Exercise details -
The listing below must be repeated word for word, with its images excluded.

Given records -

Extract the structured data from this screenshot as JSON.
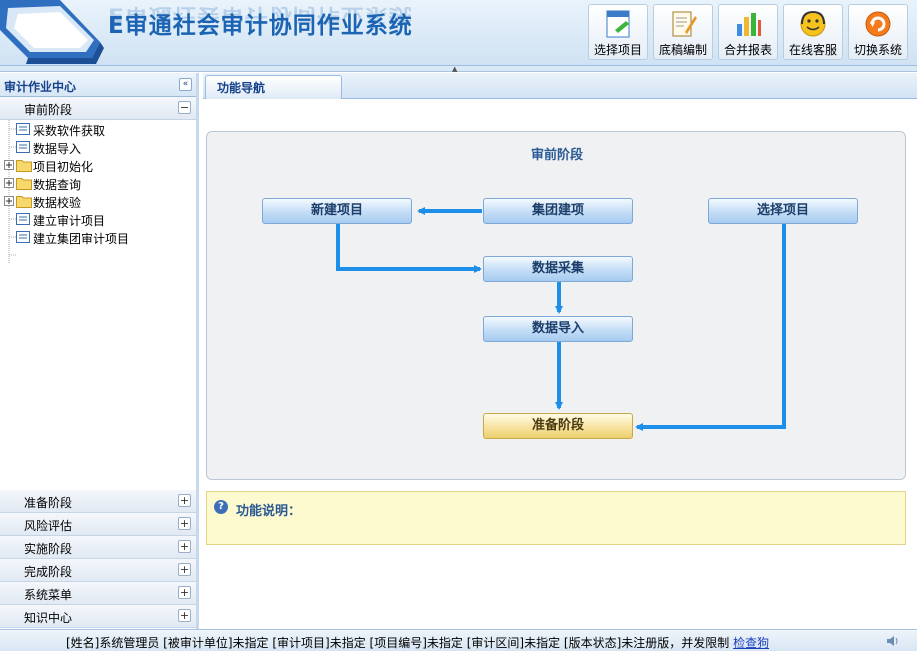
{
  "header": {
    "title": "E审通社会审计协同作业系统",
    "toolbar": [
      {
        "label": "选择项目",
        "icon": "select-project-icon"
      },
      {
        "label": "底稿编制",
        "icon": "worksheet-edit-icon"
      },
      {
        "label": "合并报表",
        "icon": "merge-report-icon"
      },
      {
        "label": "在线客服",
        "icon": "online-support-icon"
      },
      {
        "label": "切换系统",
        "icon": "switch-system-icon"
      }
    ]
  },
  "sidebar": {
    "title": "审计作业中心",
    "active_section": "审前阶段",
    "tree": [
      {
        "label": "采数软件获取",
        "type": "item"
      },
      {
        "label": "数据导入",
        "type": "item"
      },
      {
        "label": "项目初始化",
        "type": "folder"
      },
      {
        "label": "数据查询",
        "type": "folder"
      },
      {
        "label": "数据校验",
        "type": "folder"
      },
      {
        "label": "建立审计项目",
        "type": "item"
      },
      {
        "label": "建立集团审计项目",
        "type": "item"
      }
    ],
    "sections": [
      "准备阶段",
      "风险评估",
      "实施阶段",
      "完成阶段",
      "系统菜单",
      "知识中心"
    ]
  },
  "main": {
    "tab": "功能导航",
    "flow": {
      "title": "审前阶段",
      "nodes": {
        "new_project": "新建项目",
        "group_project": "集团建项",
        "select_project": "选择项目",
        "data_collect": "数据采集",
        "data_import": "数据导入",
        "prepare_stage": "准备阶段"
      }
    },
    "description_label": "功能说明："
  },
  "status": {
    "text": "[姓名]系统管理员 [被审计单位]未指定 [审计项目]未指定 [项目编号]未指定 [审计区间]未指定 [版本状态]未注册版，并发限制",
    "link": "检查狗"
  },
  "colors": {
    "accent": "#1b63b3",
    "arrow": "#1e8fe8",
    "flow_button": "#c4ddf6",
    "highlight_button": "#f7e3a0",
    "description_bg": "#fefad0"
  }
}
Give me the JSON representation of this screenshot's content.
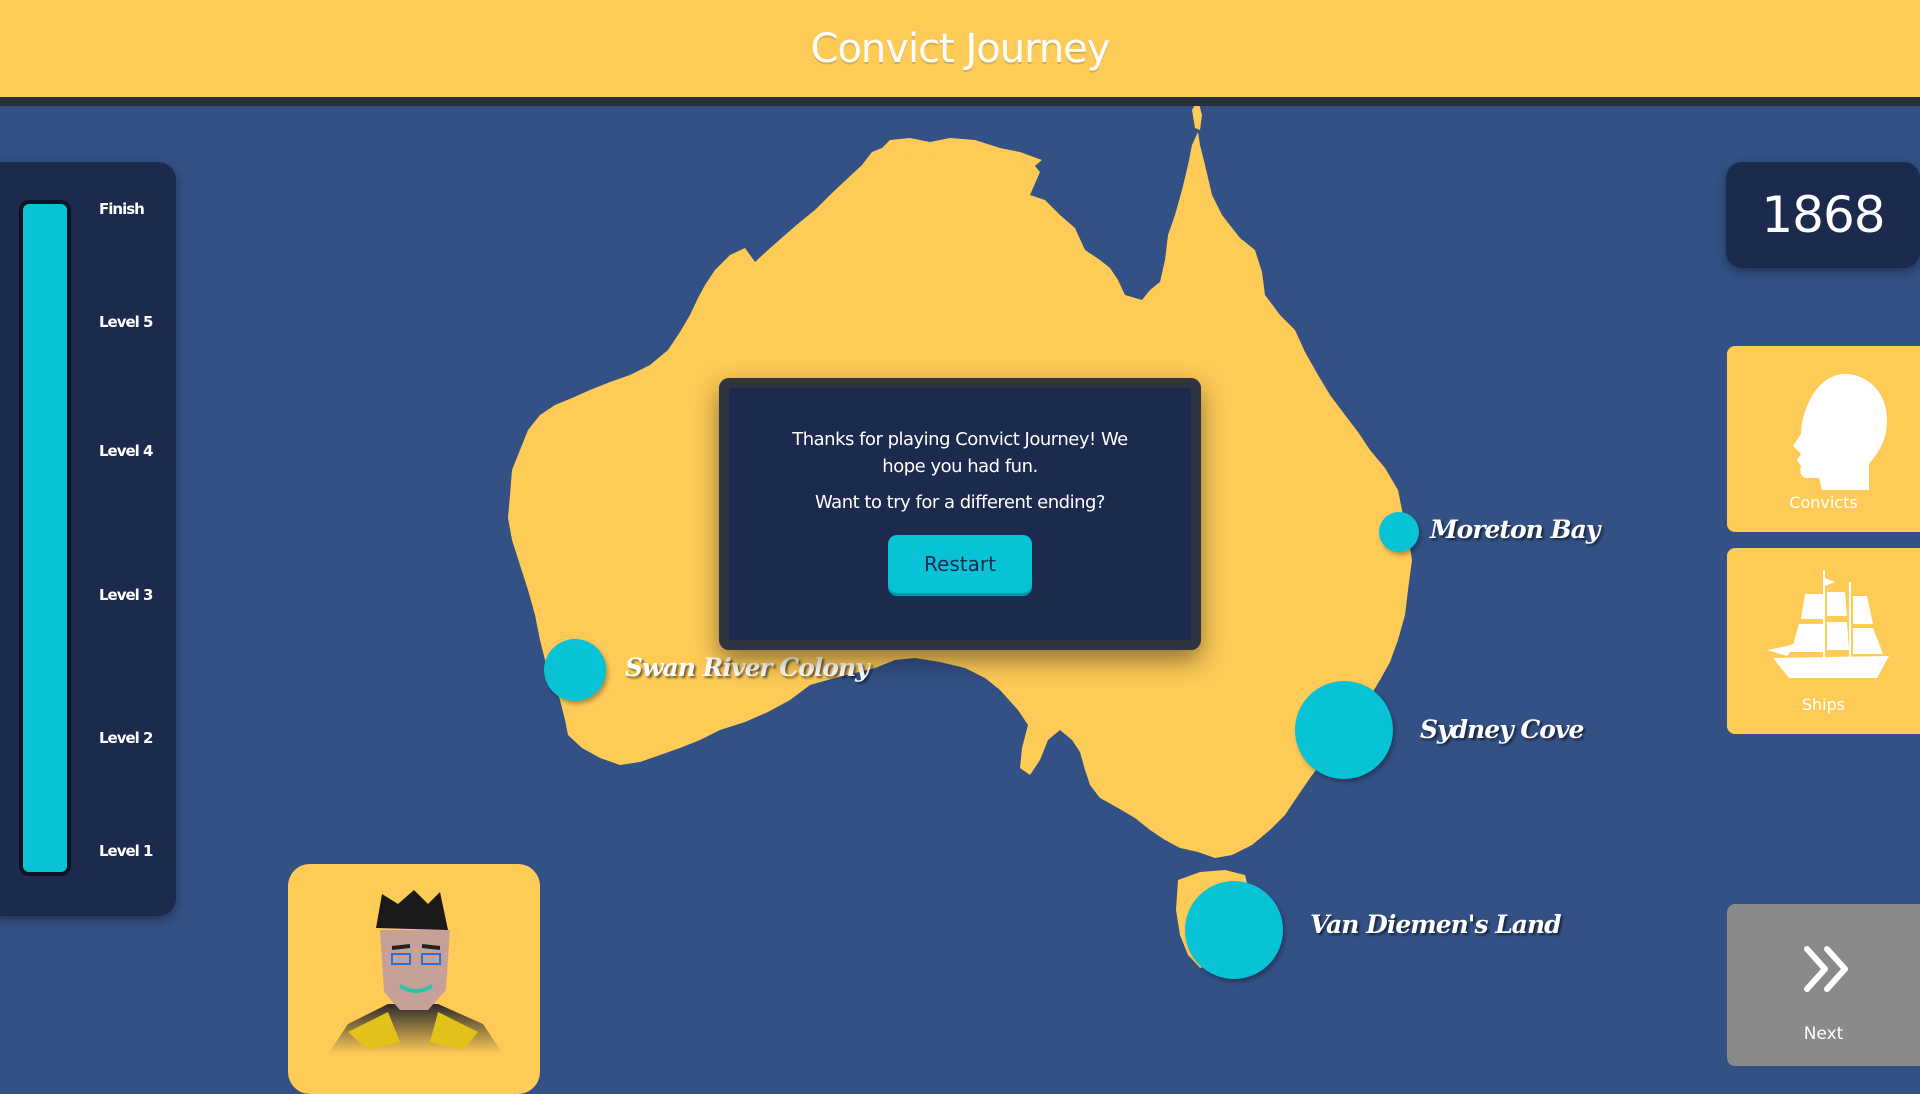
{
  "header": {
    "title": "Convict Journey"
  },
  "progress": {
    "levels": [
      "Finish",
      "Level 5",
      "Level 4",
      "Level 3",
      "Level 2",
      "Level 1"
    ],
    "fill_fraction": 1.0,
    "color": "#08C2D6"
  },
  "year": "1868",
  "locations": [
    {
      "name": "Moreton Bay"
    },
    {
      "name": "Swan River Colony"
    },
    {
      "name": "Sydney Cove"
    },
    {
      "name": "Van Diemen's Land"
    }
  ],
  "sidebar": {
    "convicts_label": "Convicts",
    "ships_label": "Ships",
    "next_label": "Next"
  },
  "dialog": {
    "message": "Thanks for playing Convict Journey! We hope you had fun.",
    "question": "Want to try for a different ending?",
    "restart_label": "Restart"
  },
  "colors": {
    "sea": "#335185",
    "land": "#FECB57",
    "panel": "#1C2A4E",
    "accent": "#08C2D6"
  },
  "icons": [
    "head-silhouette-icon",
    "sailing-ship-icon",
    "double-chevron-right-icon"
  ]
}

Task output -
Extract the structured data from this screenshot as JSON.
{
  "header": {
    "title": "E审通社会审计协同作业系统",
    "toolbar": [
      {
        "label": "选择项目",
        "icon": "select-project-icon"
      },
      {
        "label": "底稿编制",
        "icon": "worksheet-edit-icon"
      },
      {
        "label": "合并报表",
        "icon": "merge-report-icon"
      },
      {
        "label": "在线客服",
        "icon": "online-support-icon"
      },
      {
        "label": "切换系统",
        "icon": "switch-system-icon"
      }
    ]
  },
  "sidebar": {
    "title": "审计作业中心",
    "active_section": "审前阶段",
    "tree": [
      {
        "label": "采数软件获取",
        "type": "item"
      },
      {
        "label": "数据导入",
        "type": "item"
      },
      {
        "label": "项目初始化",
        "type": "folder"
      },
      {
        "label": "数据查询",
        "type": "folder"
      },
      {
        "label": "数据校验",
        "type": "folder"
      },
      {
        "label": "建立审计项目",
        "type": "item"
      },
      {
        "label": "建立集团审计项目",
        "type": "item"
      }
    ],
    "sections": [
      "准备阶段",
      "风险评估",
      "实施阶段",
      "完成阶段",
      "系统菜单",
      "知识中心"
    ]
  },
  "main": {
    "tab": "功能导航",
    "flow": {
      "title": "审前阶段",
      "nodes": {
        "new_project": "新建项目",
        "group_project": "集团建项",
        "select_project": "选择项目",
        "data_collect": "数据采集",
        "data_import": "数据导入",
        "prepare_stage": "准备阶段"
      }
    },
    "description_label": "功能说明："
  },
  "status": {
    "text": "[姓名]系统管理员 [被审计单位]未指定 [审计项目]未指定 [项目编号]未指定 [审计区间]未指定 [版本状态]未注册版，并发限制",
    "link": "检查狗"
  },
  "colors": {
    "accent": "#1b63b3",
    "arrow": "#1e8fe8",
    "flow_button": "#c4ddf6",
    "highlight_button": "#f7e3a0",
    "description_bg": "#fefad0"
  }
}
Give me the JSON representation of this screenshot's content.
{
  "header": {
    "title": "Convict Journey"
  },
  "progress": {
    "levels": [
      "Finish",
      "Level 5",
      "Level 4",
      "Level 3",
      "Level 2",
      "Level 1"
    ],
    "fill_fraction": 1.0,
    "color": "#08C2D6"
  },
  "year": "1868",
  "locations": [
    {
      "name": "Moreton Bay"
    },
    {
      "name": "Swan River Colony"
    },
    {
      "name": "Sydney Cove"
    },
    {
      "name": "Van Diemen's Land"
    }
  ],
  "sidebar": {
    "convicts_label": "Convicts",
    "ships_label": "Ships",
    "next_label": "Next"
  },
  "dialog": {
    "message": "Thanks for playing Convict Journey! We hope you had fun.",
    "question": "Want to try for a different ending?",
    "restart_label": "Restart"
  },
  "colors": {
    "sea": "#335185",
    "land": "#FECB57",
    "panel": "#1C2A4E",
    "accent": "#08C2D6"
  },
  "icons": [
    "head-silhouette-icon",
    "sailing-ship-icon",
    "double-chevron-right-icon"
  ]
}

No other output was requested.